---------- Input data

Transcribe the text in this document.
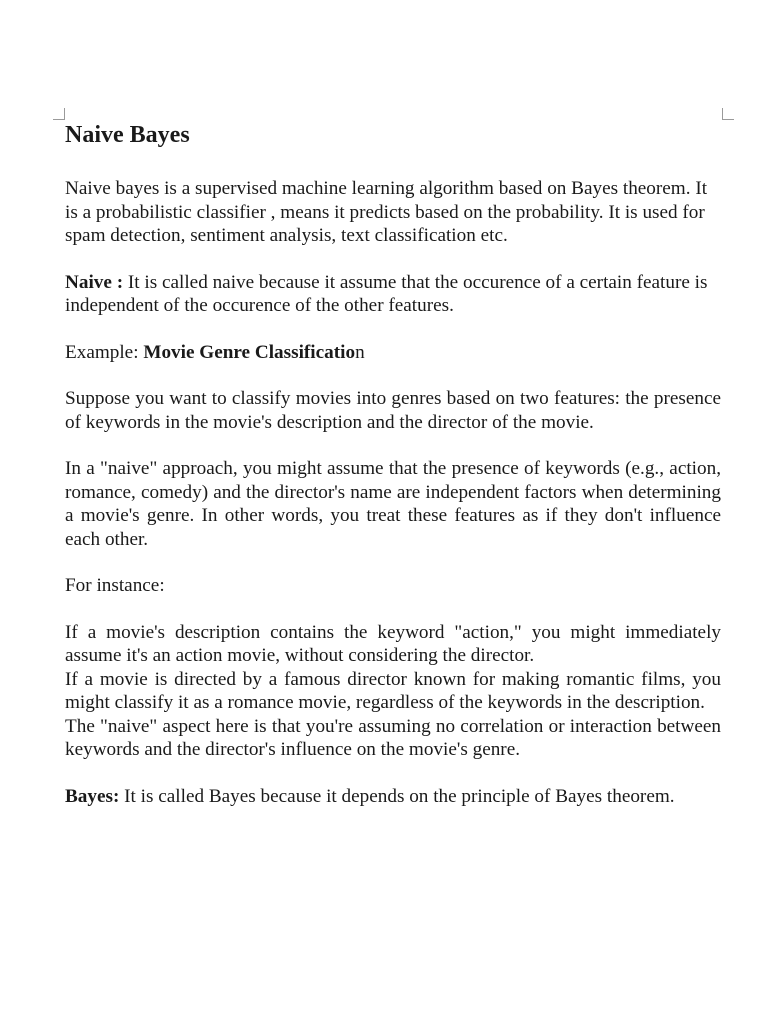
Naive Bayes

Naive bayes is a supervised machine learning algorithm based on Bayes theorem. It is a probabilistic classifier , means it predicts based on the probability. It is used for spam detection, sentiment analysis, text classification etc.

Naive : It is called naive because it assume that the occurence of a certain feature is independent of the occurence of the other features.

Example: Movie Genre Classification

Suppose you want to classify movies into genres based on two features: the presence of keywords in the movie's description and the director of the movie.

In a "naive" approach, you might assume that the presence of keywords (e.g., action, romance, comedy) and the director's name are independent factors when determining a movie's genre. In other words, you treat these features as if they don't influence each other.

For instance:

If a movie's description contains the keyword "action," you might immediately assume it's an action movie, without considering the director.

If a movie is directed by a famous director known for making romantic films, you might classify it as a romance movie, regardless of the keywords in the description.

The "naive" aspect here is that you're assuming no correlation or interaction between keywords and the director's influence on the movie's genre.

Bayes: It is called Bayes because it depends on the principle of Bayes theorem.
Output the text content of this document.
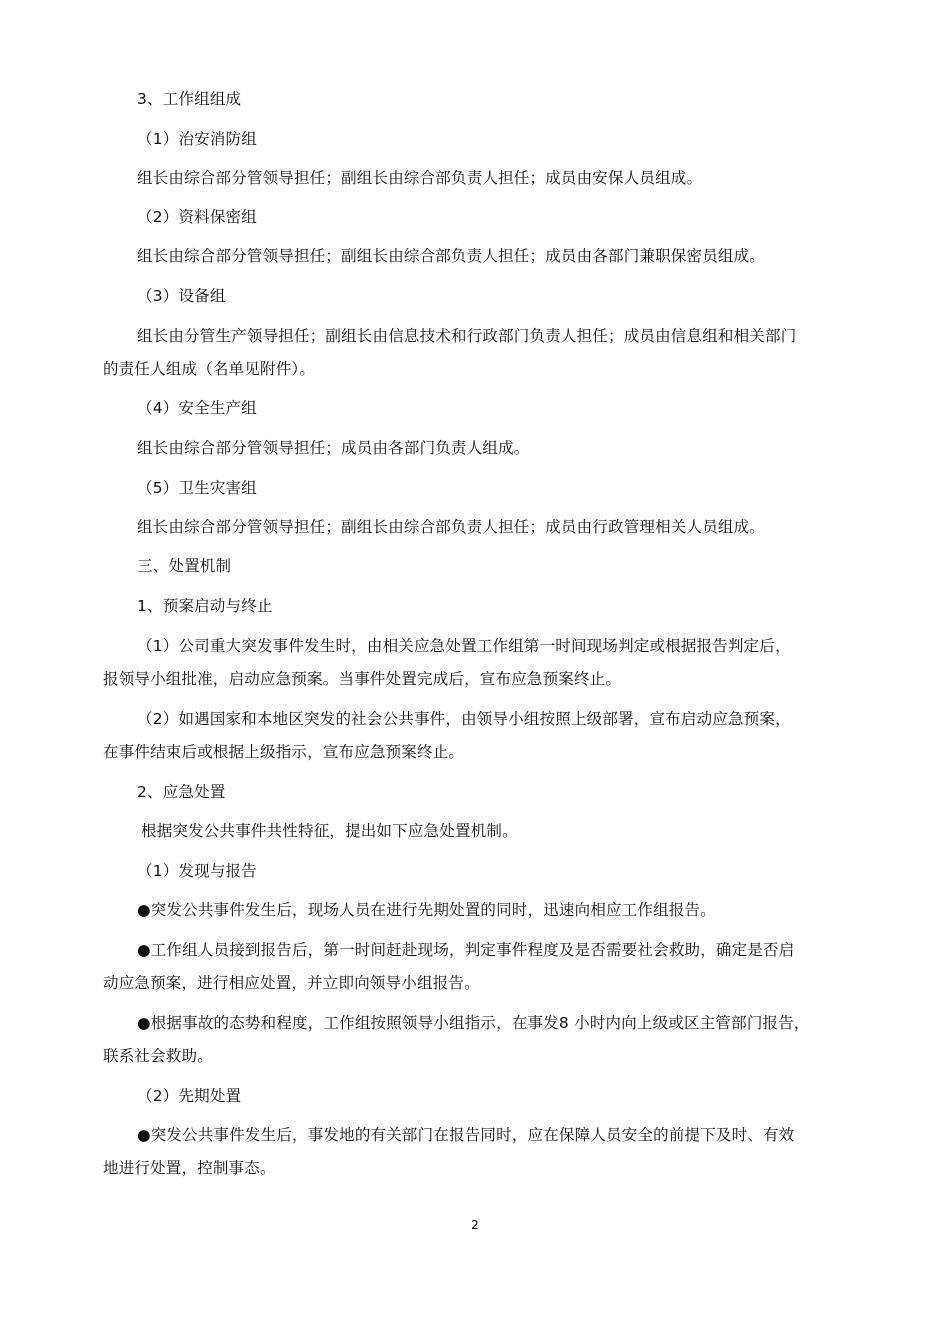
3、工作组组成
（1）治安消防组
组长由综合部分管领导担任；副组长由综合部负责人担任；成员由安保人员组成。
（2）资料保密组
组长由综合部分管领导担任；副组长由综合部负责人担任；成员由各部门兼职保密员组成。
（3）设备组
组长由分管生产领导担任；副组长由信息技术和行政部门负责人担任；成员由信息组和相关部门
的责任人组成（名单见附件）。
（4）安全生产组
组长由综合部分管领导担任；成员由各部门负责人组成。
（5）卫生灾害组
组长由综合部分管领导担任；副组长由综合部负责人担任；成员由行政管理相关人员组成。
三、处置机制
1、预案启动与终止
（1）公司重大突发事件发生时，由相关应急处置工作组第一时间现场判定或根据报告判定后，
报领导小组批准，启动应急预案。当事件处置完成后，宣布应急预案终止。
（2）如遇国家和本地区突发的社会公共事件，由领导小组按照上级部署，宣布启动应急预案，
在事件结束后或根据上级指示，宣布应急预案终止。
2、应急处置
根据突发公共事件共性特征，提出如下应急处置机制。
（1）发现与报告
●突发公共事件发生后，现场人员在进行先期处置的同时，迅速向相应工作组报告。
●工作组人员接到报告后，第一时间赶赴现场，判定事件程度及是否需要社会救助，确定是否启
动应急预案，进行相应处置，并立即向领导小组报告。
●根据事故的态势和程度，工作组按照领导小组指示，在事发8 小时内向上级或区主管部门报告，
联系社会救助。
（2）先期处置
●突发公共事件发生后，事发地的有关部门在报告同时，应在保障人员安全的前提下及时、有效
地进行处置，控制事态。
2
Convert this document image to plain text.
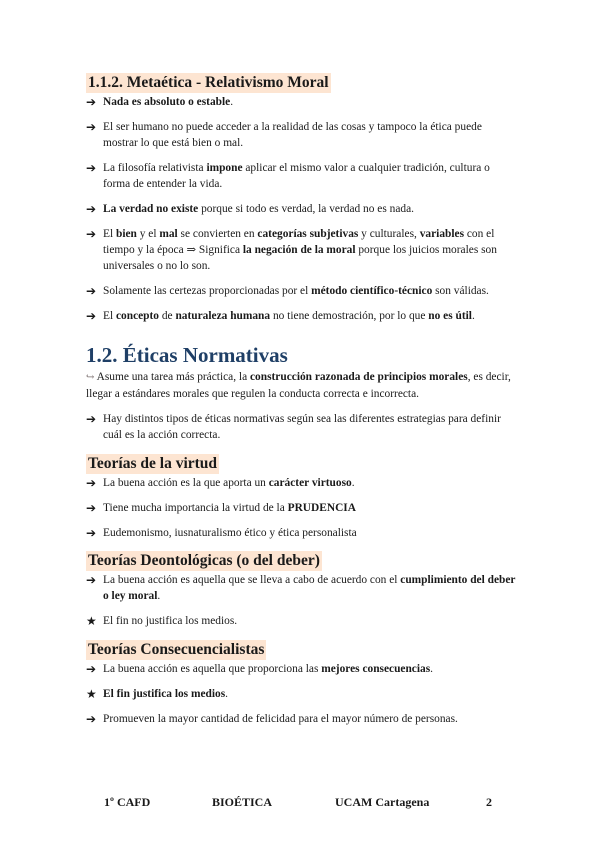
1.1.2. Metaética - Relativismo Moral
➔ Nada es absoluto o estable.
➔ El ser humano no puede acceder a la realidad de las cosas y tampoco la ética puede mostrar lo que está bien o mal.
➔ La filosofía relativista impone aplicar el mismo valor a cualquier tradición, cultura o forma de entender la vida.
➔ La verdad no existe porque si todo es verdad, la verdad no es nada.
➔ El bien y el mal se convierten en categorías subjetivas y culturales, variables con el tiempo y la época ⇒ Significa la negación de la moral porque los juicios morales son universales o no lo son.
➔ Solamente las certezas proporcionadas por el método científico-técnico son válidas.
➔ El concepto de naturaleza humana no tiene demostración, por lo que no es útil.
1.2. Éticas Normativas
↪ Asume una tarea más práctica, la construcción razonada de principios morales, es decir, llegar a estándares morales que regulen la conducta correcta e incorrecta.
➔ Hay distintos tipos de éticas normativas según sea las diferentes estrategias para definir cuál es la acción correcta.
Teorías de la virtud
➔ La buena acción es la que aporta un carácter virtuoso.
➔ Tiene mucha importancia la virtud de la PRUDENCIA
➔ Eudemonismo, iusnaturalismo ético y ética personalista
Teorías Deontológicas (o del deber)
➔ La buena acción es aquella que se lleva a cabo de acuerdo con el cumplimiento del deber o ley moral.
★ El fin no justifica los medios.
Teorías Consecuencialistas
➔ La buena acción es aquella que proporciona las mejores consecuencias.
★ El fin justifica los medios.
➔ Promueven la mayor cantidad de felicidad para el mayor número de personas.
1º CAFD	BIOÉTICA	UCAM Cartagena	2
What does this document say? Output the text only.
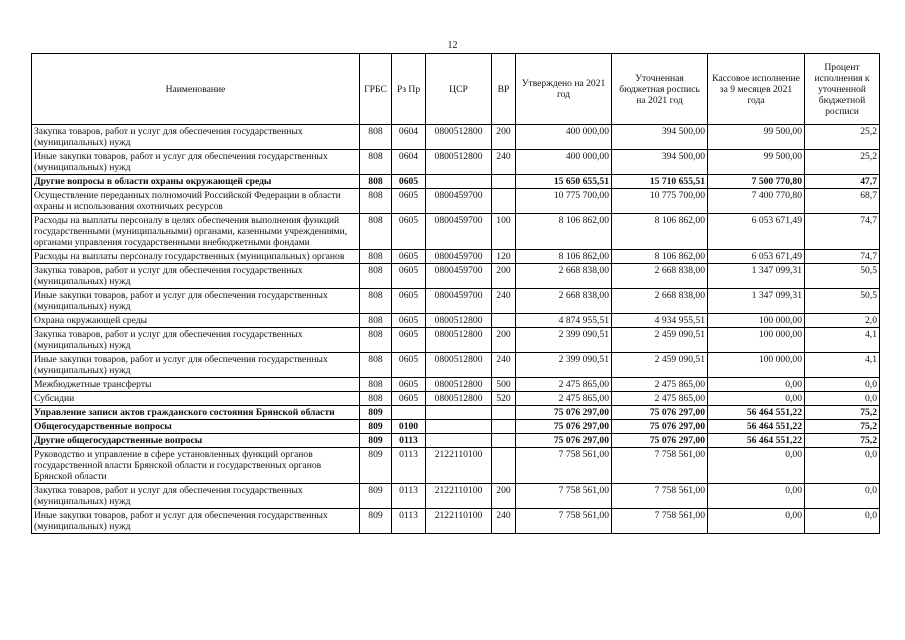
12
Наименование	ГРБС	Рз Пр	ЦСР	ВР	Утверждено на 2021 год	Уточненная бюджетная роспись на 2021 год	Кассовое исполнение за 9 месяцев 2021 года	Процент исполнения к уточненной бюджетной росписи
Закупка товаров, работ и услуг для обеспечения государственных (муниципальных) нужд	808	0604	0800512800	200	400 000,00	394 500,00	99 500,00	25,2
Иные закупки товаров, работ и услуг для обеспечения государственных (муниципальных) нужд	808	0604	0800512800	240	400 000,00	394 500,00	99 500,00	25,2
Другие вопросы в области охраны окружающей среды	808	0605			15 650 655,51	15 710 655,51	7 500 770,80	47,7
Осуществление переданных полномочий Российской Федерации в области охраны и использования охотничьих ресурсов	808	0605	0800459700		10 775 700,00	10 775 700,00	7 400 770,80	68,7
Расходы на выплаты персоналу в целях обеспечения выполнения функций государственными (муниципальными) органами, казенными учреждениями, органами управления государственными внебюджетными фондами	808	0605	0800459700	100	8 106 862,00	8 106 862,00	6 053 671,49	74,7
Расходы на выплаты персоналу государственных (муниципальных) органов	808	0605	0800459700	120	8 106 862,00	8 106 862,00	6 053 671,49	74,7
Закупка товаров, работ и услуг для обеспечения государственных (муниципальных) нужд	808	0605	0800459700	200	2 668 838,00	2 668 838,00	1 347 099,31	50,5
Иные закупки товаров, работ и услуг для обеспечения государственных (муниципальных) нужд	808	0605	0800459700	240	2 668 838,00	2 668 838,00	1 347 099,31	50,5
Охрана окружающей среды	808	0605	0800512800		4 874 955,51	4 934 955,51	100 000,00	2,0
Закупка товаров, работ и услуг для обеспечения государственных (муниципальных) нужд	808	0605	0800512800	200	2 399 090,51	2 459 090,51	100 000,00	4,1
Иные закупки товаров, работ и услуг для обеспечения государственных (муниципальных) нужд	808	0605	0800512800	240	2 399 090,51	2 459 090,51	100 000,00	4,1
Межбюджетные трансферты	808	0605	0800512800	500	2 475 865,00	2 475 865,00	0,00	0,0
Субсидии	808	0605	0800512800	520	2 475 865,00	2 475 865,00	0,00	0,0
Управление записи актов гражданского состояния Брянской области	809				75 076 297,00	75 076 297,00	56 464 551,22	75,2
Общегосударственные вопросы	809	0100			75 076 297,00	75 076 297,00	56 464 551,22	75,2
Другие общегосударственные вопросы	809	0113			75 076 297,00	75 076 297,00	56 464 551,22	75,2
Руководство и управление в сфере установленных функций органов государственной власти Брянской области и государственных органов Брянской области	809	0113	2122110100		7 758 561,00	7 758 561,00	0,00	0,0
Закупка товаров, работ и услуг для обеспечения государственных (муниципальных) нужд	809	0113	2122110100	200	7 758 561,00	7 758 561,00	0,00	0,0
Иные закупки товаров, работ и услуг для обеспечения государственных (муниципальных) нужд	809	0113	2122110100	240	7 758 561,00	7 758 561,00	0,00	0,0
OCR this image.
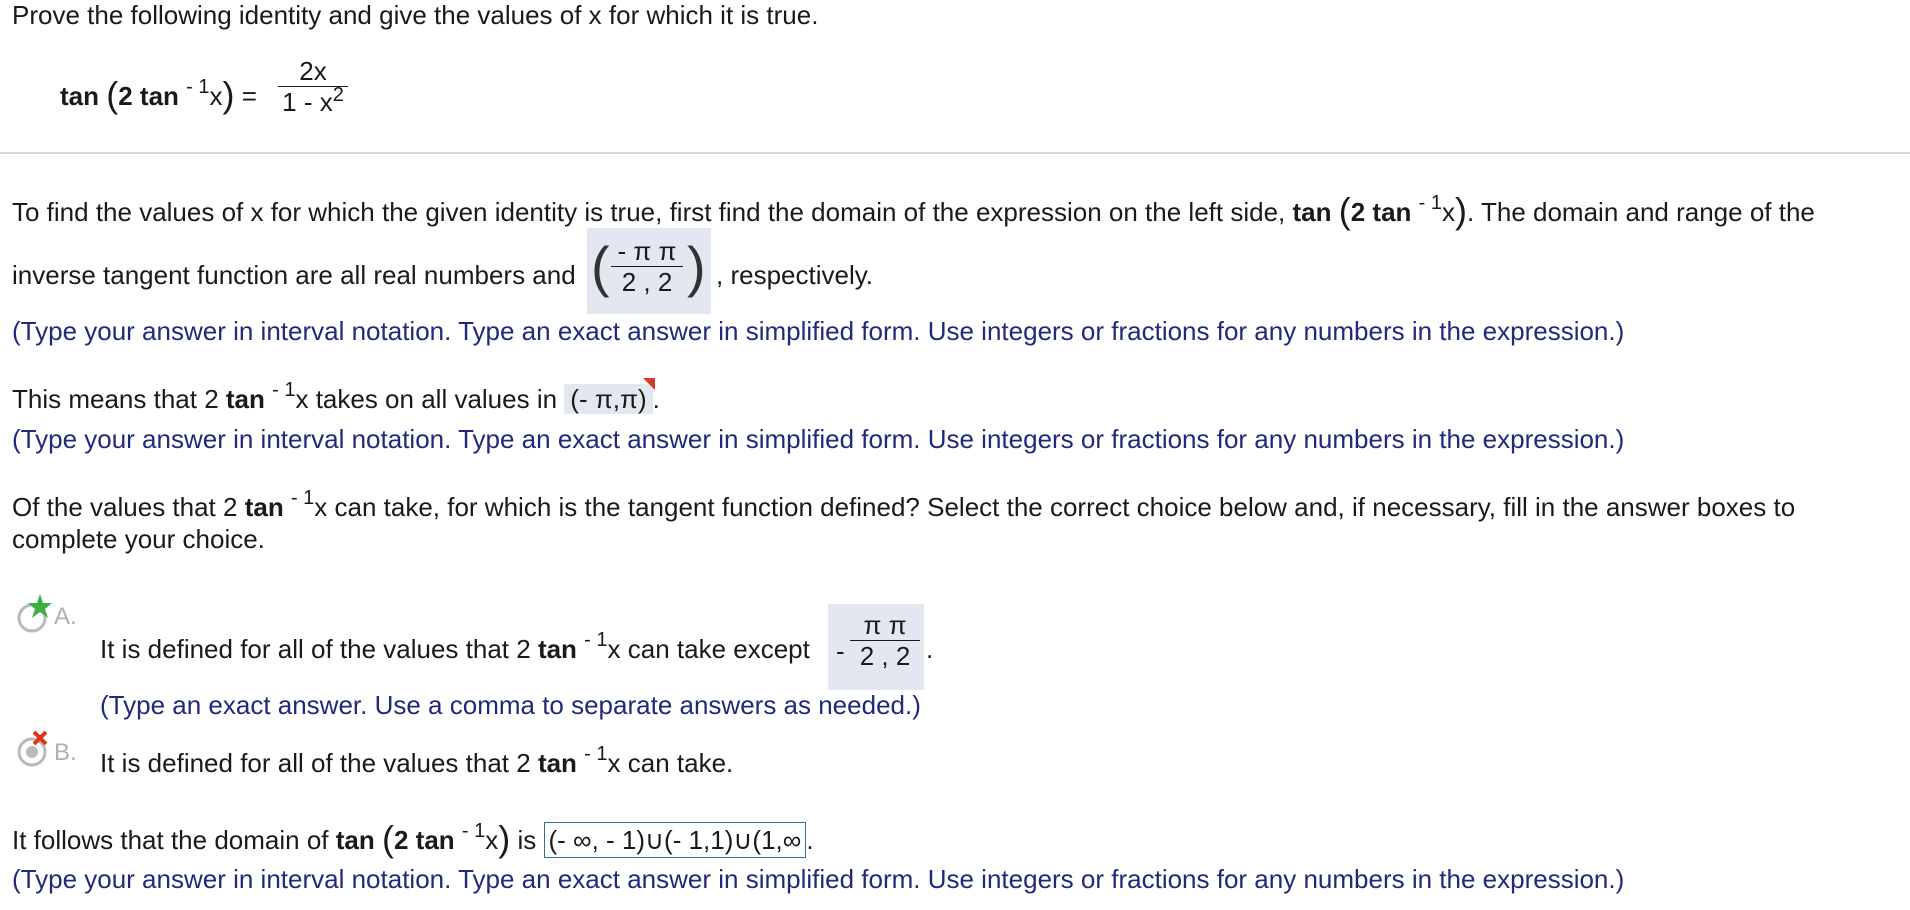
Prove the following identity and give the values of x for which it is true.
tan (2 $\tan ^{- 1}x) = \frac{2x}{1 - x^2}$
To find the values of x for which the given identity is true, first find the domain of the expression on the left side, tan (2 tan $^{- 1}$x). The domain and range of the
inverse tangent function are all real numbers and ( $\frac{\text{- π π}}{2 , 2}$ ) , respectively.
(Type your answer in interval notation. Type an exact answer in simplified form. Use integers or fractions for any numbers in the expression.)
This means that 2 tan $^{- 1}$x takes on all values in (- π,π) .
(Type your answer in interval notation. Type an exact answer in simplified form. Use integers or fractions for any numbers in the expression.)
Of the values that 2 tan $^{- 1}$x can take, for which is the tangent function defined? Select the correct choice below and, if necessary, fill in the answer boxes to
complete your choice.
A.
It is defined for all of the values that 2 tan $^{- 1}$x can take except - $\frac{\text{π π}}{2 , 2}$ .
(Type an exact answer. Use a comma to separate answers as needed.)
B. It is defined for all of the values that 2 tan $^{- 1}$x can take.
It follows that the domain of tan (2 tan $^{- 1}$x) is (- ∞, - 1)∪(- 1,1)∪(1,∞ .
(Type your answer in interval notation. Type an exact answer in simplified form. Use integers or fractions for any numbers in the expression.)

--------------------

• _Do this_
State the number of lines holding the word "classify" in the listing. Add nothing else.

• _Task response_
2